[START OF Input for this task]

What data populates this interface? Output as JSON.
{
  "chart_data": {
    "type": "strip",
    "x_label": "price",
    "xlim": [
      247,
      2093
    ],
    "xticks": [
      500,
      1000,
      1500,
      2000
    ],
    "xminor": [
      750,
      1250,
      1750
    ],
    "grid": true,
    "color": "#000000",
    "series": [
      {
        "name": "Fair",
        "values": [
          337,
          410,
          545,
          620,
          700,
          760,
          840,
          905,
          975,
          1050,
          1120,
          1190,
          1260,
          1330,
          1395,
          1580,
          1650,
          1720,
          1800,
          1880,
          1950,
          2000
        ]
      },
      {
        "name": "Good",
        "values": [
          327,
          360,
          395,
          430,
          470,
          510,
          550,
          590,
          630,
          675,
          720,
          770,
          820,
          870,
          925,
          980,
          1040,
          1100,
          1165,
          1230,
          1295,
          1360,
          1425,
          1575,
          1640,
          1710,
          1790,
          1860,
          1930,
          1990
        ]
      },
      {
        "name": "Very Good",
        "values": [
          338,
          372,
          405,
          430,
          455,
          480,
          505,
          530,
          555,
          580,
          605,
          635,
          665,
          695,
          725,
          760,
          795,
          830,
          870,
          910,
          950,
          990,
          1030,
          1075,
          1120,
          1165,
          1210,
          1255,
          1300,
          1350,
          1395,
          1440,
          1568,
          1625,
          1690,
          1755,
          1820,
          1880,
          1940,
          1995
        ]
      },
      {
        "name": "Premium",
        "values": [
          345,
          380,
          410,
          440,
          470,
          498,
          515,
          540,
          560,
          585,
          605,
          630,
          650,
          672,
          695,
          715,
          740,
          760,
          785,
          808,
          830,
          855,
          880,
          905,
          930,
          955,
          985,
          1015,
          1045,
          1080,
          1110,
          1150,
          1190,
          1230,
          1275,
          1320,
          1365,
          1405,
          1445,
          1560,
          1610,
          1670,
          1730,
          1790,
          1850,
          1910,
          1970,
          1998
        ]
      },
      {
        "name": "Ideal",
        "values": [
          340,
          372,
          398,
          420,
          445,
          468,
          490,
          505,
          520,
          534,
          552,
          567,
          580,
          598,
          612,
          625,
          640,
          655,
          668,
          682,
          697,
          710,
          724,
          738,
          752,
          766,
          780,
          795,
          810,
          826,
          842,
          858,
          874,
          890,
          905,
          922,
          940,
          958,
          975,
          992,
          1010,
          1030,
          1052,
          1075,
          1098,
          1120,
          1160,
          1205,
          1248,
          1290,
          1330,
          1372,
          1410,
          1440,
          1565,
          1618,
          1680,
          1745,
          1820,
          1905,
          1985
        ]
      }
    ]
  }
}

[END OF Input for this task]

● What you have to do: Give all the records again. Match them exactly.

● Expected answer:
What data populates this interface? Output as JSON.
{
  "chart_data": {
    "type": "strip",
    "x_label": "price",
    "xlim": [
      247,
      2093
    ],
    "xticks": [
      500,
      1000,
      1500,
      2000
    ],
    "xminor": [
      750,
      1250,
      1750
    ],
    "grid": true,
    "color": "#000000",
    "series": [
      {
        "name": "Fair",
        "values": [
          337,
          410,
          545,
          620,
          700,
          760,
          840,
          905,
          975,
          1050,
          1120,
          1190,
          1260,
          1330,
          1395,
          1580,
          1650,
          1720,
          1800,
          1880,
          1950,
          2000
        ]
      },
      {
        "name": "Good",
        "values": [
          327,
          360,
          395,
          430,
          470,
          510,
          550,
          590,
          630,
          675,
          720,
          770,
          820,
          870,
          925,
          980,
          1040,
          1100,
          1165,
          1230,
          1295,
          1360,
          1425,
          1575,
          1640,
          1710,
          1790,
          1860,
          1930,
          1990
        ]
      },
      {
        "name": "Very Good",
        "values": [
          338,
          372,
          405,
          430,
          455,
          480,
          505,
          530,
          555,
          580,
          605,
          635,
          665,
          695,
          725,
          760,
          795,
          830,
          870,
          910,
          950,
          990,
          1030,
          1075,
          1120,
          1165,
          1210,
          1255,
          1300,
          1350,
          1395,
          1440,
          1568,
          1625,
          1690,
          1755,
          1820,
          1880,
          1940,
          1995
        ]
      },
      {
        "name": "Premium",
        "values": [
          345,
          380,
          410,
          440,
          470,
          498,
          515,
          540,
          560,
          585,
          605,
          630,
          650,
          672,
          695,
          715,
          740,
          760,
          785,
          808,
          830,
          855,
          880,
          905,
          930,
          955,
          985,
          1015,
          1045,
          1080,
          1110,
          1150,
          1190,
          1230,
          1275,
          1320,
          1365,
          1405,
          1445,
          1560,
          1610,
          1670,
          1730,
          1790,
          1850,
          1910,
          1970,
          1998
        ]
      },
      {
        "name": "Ideal",
        "values": [
          340,
          372,
          398,
          420,
          445,
          468,
          490,
          505,
          520,
          534,
          552,
          567,
          580,
          598,
          612,
          625,
          640,
          655,
          668,
          682,
          697,
          710,
          724,
          738,
          752,
          766,
          780,
          795,
          810,
          826,
          842,
          858,
          874,
          890,
          905,
          922,
          940,
          958,
          975,
          992,
          1010,
          1030,
          1052,
          1075,
          1098,
          1120,
          1160,
          1205,
          1248,
          1290,
          1330,
          1372,
          1410,
          1440,
          1565,
          1618,
          1680,
          1745,
          1820,
          1905,
          1985
        ]
      }
    ]
  }
}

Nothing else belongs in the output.